» **Given information**

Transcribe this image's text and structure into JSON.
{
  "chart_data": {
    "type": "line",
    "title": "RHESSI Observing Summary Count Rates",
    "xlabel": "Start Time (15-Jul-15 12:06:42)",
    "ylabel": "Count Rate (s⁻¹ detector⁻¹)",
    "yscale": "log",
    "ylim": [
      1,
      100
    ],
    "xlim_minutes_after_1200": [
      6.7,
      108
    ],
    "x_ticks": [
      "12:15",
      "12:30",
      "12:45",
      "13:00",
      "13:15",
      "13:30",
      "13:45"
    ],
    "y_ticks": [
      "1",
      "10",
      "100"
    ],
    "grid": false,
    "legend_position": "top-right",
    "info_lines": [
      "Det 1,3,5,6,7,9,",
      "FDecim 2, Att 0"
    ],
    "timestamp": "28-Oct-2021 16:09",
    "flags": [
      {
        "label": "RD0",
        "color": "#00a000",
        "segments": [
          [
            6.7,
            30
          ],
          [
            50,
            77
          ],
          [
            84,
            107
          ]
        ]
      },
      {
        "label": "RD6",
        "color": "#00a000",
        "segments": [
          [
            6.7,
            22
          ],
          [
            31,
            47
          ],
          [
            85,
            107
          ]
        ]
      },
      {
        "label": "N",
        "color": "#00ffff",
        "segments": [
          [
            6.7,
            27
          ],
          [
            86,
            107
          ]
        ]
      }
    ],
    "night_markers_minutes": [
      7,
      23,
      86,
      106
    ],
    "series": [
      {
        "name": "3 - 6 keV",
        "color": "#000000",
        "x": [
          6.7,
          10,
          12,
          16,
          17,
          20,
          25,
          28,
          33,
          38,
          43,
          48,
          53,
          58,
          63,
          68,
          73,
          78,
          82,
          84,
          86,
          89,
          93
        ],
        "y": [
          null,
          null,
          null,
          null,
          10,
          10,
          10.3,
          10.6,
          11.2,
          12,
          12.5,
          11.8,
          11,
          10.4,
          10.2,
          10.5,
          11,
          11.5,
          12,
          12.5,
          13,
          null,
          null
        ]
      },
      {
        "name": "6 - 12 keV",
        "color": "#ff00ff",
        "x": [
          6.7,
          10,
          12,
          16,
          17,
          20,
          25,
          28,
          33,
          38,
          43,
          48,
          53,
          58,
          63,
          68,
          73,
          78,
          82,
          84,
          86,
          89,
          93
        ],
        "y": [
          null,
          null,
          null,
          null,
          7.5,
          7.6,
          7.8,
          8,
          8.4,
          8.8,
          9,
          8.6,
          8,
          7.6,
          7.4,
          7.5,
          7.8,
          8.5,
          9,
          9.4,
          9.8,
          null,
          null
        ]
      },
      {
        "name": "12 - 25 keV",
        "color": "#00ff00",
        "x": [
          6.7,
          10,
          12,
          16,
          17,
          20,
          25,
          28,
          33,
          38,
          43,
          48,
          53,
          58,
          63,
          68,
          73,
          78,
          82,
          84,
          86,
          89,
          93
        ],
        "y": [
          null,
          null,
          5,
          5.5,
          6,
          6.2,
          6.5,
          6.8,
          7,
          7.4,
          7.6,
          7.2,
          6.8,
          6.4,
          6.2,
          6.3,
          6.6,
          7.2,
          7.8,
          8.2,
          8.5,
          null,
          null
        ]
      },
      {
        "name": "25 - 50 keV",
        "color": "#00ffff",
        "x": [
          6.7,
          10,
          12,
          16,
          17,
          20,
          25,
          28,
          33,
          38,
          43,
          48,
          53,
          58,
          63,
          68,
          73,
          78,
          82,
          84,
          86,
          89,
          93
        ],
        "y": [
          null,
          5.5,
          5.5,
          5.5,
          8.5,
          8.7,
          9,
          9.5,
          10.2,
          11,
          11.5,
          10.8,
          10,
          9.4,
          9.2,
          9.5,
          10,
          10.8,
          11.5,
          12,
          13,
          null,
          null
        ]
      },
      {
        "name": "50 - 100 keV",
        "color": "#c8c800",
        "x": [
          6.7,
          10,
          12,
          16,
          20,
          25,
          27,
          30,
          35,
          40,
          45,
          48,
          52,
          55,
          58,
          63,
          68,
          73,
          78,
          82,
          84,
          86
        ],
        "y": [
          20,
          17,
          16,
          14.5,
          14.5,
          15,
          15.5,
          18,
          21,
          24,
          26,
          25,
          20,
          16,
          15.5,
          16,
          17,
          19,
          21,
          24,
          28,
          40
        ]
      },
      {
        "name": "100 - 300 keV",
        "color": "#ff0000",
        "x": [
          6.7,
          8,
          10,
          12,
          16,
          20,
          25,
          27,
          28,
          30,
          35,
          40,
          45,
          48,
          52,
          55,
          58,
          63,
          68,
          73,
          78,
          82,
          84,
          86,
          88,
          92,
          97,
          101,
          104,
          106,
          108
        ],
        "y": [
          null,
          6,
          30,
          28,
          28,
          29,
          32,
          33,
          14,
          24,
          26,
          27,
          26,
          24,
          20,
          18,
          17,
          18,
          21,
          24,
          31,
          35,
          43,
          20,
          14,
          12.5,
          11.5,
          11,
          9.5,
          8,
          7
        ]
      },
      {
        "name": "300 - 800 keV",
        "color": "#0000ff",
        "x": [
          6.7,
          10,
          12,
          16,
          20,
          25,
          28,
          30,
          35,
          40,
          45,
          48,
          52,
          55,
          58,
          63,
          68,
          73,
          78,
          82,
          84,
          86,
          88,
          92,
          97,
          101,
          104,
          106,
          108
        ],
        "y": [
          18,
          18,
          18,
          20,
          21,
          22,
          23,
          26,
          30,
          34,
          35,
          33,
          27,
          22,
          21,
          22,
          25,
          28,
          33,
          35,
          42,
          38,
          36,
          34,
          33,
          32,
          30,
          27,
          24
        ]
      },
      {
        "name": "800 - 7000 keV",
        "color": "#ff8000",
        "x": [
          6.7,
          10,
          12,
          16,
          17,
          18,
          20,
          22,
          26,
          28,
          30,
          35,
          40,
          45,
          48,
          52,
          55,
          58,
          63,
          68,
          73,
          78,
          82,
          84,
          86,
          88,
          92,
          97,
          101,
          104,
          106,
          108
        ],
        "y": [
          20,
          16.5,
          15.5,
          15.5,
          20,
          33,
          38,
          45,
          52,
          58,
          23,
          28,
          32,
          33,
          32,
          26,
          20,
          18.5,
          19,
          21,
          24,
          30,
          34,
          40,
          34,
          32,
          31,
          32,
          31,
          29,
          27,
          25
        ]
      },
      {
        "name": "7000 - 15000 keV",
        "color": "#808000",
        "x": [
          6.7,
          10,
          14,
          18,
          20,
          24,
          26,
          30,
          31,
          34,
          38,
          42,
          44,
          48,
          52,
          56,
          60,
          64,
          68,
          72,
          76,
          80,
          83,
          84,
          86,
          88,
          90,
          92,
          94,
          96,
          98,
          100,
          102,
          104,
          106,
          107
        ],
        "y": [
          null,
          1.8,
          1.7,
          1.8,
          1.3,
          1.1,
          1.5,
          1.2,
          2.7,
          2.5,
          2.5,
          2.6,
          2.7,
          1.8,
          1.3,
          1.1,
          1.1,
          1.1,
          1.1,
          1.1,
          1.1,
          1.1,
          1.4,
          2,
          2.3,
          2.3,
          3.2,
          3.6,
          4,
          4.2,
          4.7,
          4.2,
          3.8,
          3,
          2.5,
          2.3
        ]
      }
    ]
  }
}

» **Exercise details**
Scan the material line by line and report each one that contains "name".

» **Response to this exercise**
        "name": "3 - 6 keV",
        "name": "6 - 12 keV",
        "name": "12 - 25 keV",
        "name": "25 - 50 keV",
        "name": "50 - 100 keV",
        "name": "100 - 300 keV",
        "name": "300 - 800 keV",
        "name": "800 - 7000 keV",
        "name": "7000 - 15000 keV",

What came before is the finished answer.